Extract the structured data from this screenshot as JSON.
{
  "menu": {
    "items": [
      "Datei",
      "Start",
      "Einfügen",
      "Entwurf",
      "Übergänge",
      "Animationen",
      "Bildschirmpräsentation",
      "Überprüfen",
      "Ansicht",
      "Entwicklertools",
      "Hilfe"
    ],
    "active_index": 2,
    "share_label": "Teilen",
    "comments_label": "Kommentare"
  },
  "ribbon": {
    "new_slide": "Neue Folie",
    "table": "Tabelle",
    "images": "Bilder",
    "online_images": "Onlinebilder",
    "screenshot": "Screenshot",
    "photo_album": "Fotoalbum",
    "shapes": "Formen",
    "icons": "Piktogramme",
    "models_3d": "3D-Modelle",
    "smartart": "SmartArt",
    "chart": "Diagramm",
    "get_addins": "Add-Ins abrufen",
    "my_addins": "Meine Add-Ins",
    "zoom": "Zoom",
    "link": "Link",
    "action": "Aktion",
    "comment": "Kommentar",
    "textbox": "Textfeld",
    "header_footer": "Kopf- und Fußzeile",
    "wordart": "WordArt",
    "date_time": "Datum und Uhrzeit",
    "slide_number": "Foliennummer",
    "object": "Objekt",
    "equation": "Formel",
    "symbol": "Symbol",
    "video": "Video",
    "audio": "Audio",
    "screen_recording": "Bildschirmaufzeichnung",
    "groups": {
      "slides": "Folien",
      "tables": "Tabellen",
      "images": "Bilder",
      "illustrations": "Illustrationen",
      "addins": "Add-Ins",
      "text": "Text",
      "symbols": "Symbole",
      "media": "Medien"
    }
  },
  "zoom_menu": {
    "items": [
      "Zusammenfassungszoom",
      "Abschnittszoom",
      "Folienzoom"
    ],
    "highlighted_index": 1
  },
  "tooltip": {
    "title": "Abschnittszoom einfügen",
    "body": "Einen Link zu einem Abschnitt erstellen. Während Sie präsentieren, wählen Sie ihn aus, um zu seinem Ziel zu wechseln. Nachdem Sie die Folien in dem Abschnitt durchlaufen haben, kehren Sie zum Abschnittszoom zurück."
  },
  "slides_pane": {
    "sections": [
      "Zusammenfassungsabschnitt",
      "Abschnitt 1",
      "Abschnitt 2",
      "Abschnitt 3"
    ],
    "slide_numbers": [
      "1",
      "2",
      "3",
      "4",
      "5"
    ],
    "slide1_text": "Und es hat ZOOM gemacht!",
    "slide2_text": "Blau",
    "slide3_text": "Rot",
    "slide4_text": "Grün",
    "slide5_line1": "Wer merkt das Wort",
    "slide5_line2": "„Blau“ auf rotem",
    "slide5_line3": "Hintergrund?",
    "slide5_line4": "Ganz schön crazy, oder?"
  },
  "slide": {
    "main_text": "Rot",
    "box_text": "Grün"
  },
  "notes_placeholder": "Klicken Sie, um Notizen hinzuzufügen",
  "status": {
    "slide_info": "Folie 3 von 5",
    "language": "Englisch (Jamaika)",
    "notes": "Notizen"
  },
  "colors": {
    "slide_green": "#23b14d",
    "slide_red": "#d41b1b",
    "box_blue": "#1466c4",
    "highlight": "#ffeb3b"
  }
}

---

**DIRECTIONS FOR THIS TASK**: Search the records for the word "Blau". Copy every line that has it.

**EXERCISE ANSWER**:
    "slide2_text": "Blau",
    "slide5_line2": "„Blau“ auf rotem",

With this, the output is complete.